Check every line of the material below for "Certificated". Give the number of lines that have it, and only that.

Material for this task:
──────────────────────────────

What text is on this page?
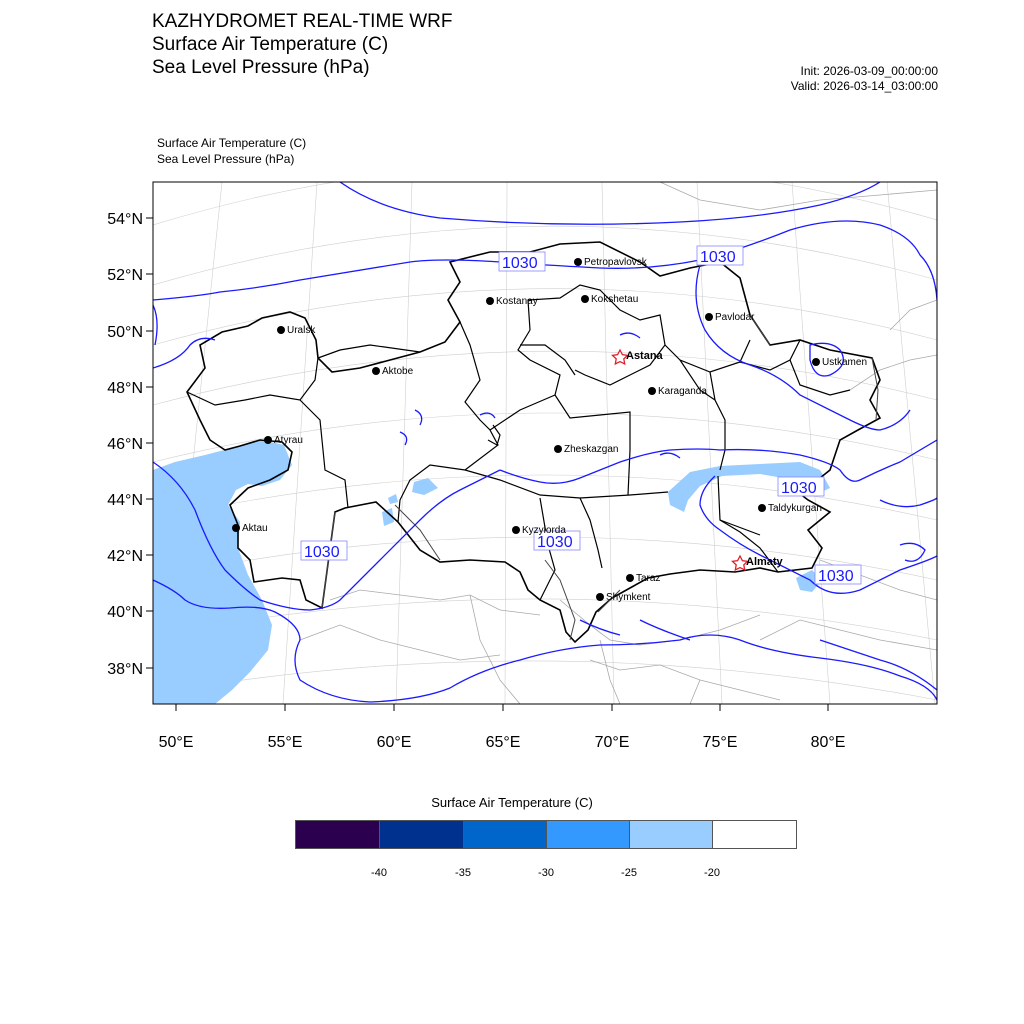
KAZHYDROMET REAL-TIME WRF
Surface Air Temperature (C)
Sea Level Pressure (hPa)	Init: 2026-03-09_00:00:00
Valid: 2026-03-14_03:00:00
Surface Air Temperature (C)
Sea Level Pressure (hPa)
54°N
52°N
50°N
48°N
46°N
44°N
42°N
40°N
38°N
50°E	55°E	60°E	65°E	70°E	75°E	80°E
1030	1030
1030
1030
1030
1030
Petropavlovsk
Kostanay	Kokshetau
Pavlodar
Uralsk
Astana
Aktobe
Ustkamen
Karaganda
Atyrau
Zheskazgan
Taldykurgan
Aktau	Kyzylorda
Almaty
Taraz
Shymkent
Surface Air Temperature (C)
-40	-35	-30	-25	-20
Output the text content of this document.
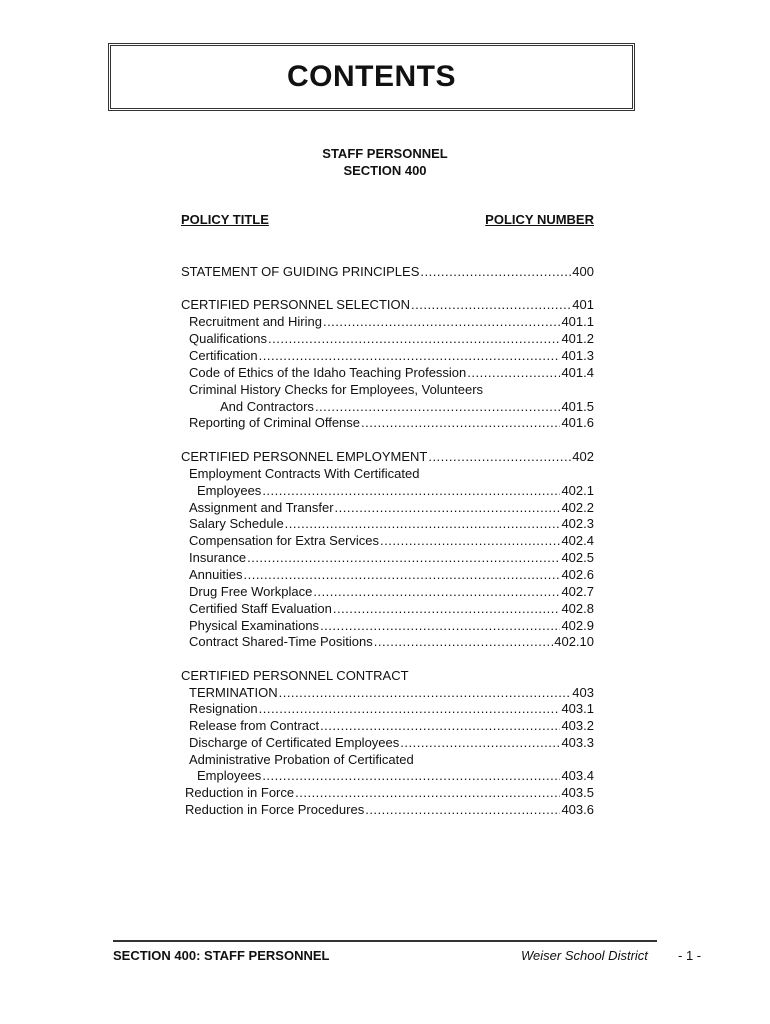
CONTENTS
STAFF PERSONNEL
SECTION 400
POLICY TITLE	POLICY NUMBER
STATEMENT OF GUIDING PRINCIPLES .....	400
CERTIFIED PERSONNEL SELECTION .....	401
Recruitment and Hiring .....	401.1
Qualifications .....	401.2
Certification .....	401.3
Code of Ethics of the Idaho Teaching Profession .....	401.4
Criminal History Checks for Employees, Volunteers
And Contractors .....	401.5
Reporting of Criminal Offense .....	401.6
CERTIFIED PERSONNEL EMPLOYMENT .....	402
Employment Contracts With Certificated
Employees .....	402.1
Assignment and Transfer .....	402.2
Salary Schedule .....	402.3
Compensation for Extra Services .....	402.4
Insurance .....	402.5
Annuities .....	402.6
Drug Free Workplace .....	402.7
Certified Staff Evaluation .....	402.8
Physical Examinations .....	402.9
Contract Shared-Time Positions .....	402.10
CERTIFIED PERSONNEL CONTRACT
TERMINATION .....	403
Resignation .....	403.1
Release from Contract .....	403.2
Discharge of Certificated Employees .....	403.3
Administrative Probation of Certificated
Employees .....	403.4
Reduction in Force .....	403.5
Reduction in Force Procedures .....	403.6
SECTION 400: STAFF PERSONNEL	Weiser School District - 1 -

──────────────────────────────

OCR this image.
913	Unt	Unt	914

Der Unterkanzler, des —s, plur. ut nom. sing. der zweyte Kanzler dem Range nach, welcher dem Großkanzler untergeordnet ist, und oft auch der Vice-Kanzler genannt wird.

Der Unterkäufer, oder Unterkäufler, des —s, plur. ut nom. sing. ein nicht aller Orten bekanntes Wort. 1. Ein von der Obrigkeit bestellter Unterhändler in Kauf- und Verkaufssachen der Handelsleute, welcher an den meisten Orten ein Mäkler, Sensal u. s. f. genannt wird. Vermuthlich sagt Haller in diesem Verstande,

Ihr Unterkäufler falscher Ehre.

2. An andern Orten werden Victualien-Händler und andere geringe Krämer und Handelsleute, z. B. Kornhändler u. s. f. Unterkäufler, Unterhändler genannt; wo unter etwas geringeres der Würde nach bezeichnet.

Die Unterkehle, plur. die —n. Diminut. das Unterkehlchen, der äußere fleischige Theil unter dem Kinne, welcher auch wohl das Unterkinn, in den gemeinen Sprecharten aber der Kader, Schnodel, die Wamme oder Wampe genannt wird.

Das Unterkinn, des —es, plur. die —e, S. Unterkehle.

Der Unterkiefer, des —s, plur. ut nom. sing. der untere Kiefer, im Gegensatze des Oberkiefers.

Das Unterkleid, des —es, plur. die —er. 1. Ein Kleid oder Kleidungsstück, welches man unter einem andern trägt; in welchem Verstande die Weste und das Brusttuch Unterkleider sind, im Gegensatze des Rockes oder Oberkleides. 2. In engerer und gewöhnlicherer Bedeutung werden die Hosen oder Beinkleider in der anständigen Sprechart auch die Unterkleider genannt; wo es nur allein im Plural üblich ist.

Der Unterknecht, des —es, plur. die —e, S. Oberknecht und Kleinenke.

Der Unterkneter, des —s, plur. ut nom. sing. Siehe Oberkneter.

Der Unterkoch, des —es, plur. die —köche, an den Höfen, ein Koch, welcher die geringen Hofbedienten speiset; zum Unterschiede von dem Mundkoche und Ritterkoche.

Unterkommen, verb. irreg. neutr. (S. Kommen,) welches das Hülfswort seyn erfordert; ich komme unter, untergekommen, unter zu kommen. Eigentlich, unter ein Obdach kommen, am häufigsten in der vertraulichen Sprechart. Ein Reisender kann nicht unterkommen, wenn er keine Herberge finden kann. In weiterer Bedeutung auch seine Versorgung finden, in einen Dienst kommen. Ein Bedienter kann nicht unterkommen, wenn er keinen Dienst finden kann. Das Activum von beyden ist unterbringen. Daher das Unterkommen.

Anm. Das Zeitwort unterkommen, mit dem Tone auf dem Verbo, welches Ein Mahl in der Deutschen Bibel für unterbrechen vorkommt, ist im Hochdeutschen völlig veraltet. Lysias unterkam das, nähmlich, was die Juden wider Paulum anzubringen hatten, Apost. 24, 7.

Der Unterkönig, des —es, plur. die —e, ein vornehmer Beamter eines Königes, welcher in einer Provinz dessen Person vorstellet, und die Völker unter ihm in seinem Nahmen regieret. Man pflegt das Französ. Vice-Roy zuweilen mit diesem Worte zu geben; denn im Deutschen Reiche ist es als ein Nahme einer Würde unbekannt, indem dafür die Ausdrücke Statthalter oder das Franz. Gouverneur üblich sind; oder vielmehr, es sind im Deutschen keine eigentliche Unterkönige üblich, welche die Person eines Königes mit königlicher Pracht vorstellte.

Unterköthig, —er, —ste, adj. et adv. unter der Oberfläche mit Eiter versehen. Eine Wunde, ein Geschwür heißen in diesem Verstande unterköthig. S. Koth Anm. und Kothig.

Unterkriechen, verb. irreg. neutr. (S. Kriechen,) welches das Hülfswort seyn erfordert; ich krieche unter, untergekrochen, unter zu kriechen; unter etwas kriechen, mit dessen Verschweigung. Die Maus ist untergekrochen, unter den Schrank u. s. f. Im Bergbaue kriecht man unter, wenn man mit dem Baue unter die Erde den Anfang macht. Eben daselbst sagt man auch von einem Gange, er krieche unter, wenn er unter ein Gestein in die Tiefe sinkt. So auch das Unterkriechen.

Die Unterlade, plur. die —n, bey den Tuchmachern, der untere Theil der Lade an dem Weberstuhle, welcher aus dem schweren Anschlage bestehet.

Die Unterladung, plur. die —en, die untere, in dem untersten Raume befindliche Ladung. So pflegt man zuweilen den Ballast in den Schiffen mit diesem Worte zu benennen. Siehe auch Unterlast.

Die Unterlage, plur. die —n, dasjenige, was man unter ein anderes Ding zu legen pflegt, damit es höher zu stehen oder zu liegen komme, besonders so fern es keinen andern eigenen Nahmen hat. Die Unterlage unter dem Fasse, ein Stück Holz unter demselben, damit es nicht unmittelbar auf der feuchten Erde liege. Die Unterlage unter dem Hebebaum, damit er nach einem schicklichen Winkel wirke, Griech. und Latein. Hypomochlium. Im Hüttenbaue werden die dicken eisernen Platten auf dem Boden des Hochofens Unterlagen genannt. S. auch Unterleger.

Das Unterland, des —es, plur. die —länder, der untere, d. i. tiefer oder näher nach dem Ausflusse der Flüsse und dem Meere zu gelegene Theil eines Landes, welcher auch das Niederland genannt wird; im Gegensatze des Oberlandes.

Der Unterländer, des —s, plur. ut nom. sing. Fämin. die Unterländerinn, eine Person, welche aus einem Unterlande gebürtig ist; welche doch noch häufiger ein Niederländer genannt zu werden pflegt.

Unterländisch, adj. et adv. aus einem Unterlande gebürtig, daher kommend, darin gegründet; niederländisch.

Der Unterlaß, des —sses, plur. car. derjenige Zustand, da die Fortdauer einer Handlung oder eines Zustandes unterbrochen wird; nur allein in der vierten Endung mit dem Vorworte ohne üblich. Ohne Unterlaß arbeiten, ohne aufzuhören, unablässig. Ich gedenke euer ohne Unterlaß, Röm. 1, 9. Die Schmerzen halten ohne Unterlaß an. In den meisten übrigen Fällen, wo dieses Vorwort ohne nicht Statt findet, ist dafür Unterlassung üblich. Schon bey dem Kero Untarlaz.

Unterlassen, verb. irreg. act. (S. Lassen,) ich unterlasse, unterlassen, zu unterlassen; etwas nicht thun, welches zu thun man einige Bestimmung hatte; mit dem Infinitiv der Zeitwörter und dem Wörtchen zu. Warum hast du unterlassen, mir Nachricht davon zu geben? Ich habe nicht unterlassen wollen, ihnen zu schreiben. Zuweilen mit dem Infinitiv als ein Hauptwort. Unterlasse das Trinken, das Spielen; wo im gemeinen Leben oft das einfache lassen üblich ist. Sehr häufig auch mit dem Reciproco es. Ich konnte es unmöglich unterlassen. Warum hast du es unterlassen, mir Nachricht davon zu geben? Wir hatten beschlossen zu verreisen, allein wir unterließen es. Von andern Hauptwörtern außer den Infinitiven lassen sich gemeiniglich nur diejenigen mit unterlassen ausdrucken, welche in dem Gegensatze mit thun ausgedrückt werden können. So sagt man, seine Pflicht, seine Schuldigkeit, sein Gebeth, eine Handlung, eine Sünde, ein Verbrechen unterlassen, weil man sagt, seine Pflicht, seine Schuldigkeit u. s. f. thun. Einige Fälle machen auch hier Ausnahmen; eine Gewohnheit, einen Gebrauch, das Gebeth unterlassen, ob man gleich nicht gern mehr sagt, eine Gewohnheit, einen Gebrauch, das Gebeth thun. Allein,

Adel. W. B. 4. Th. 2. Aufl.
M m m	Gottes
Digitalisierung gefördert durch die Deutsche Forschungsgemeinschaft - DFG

──────────────────────────────

Answer:
3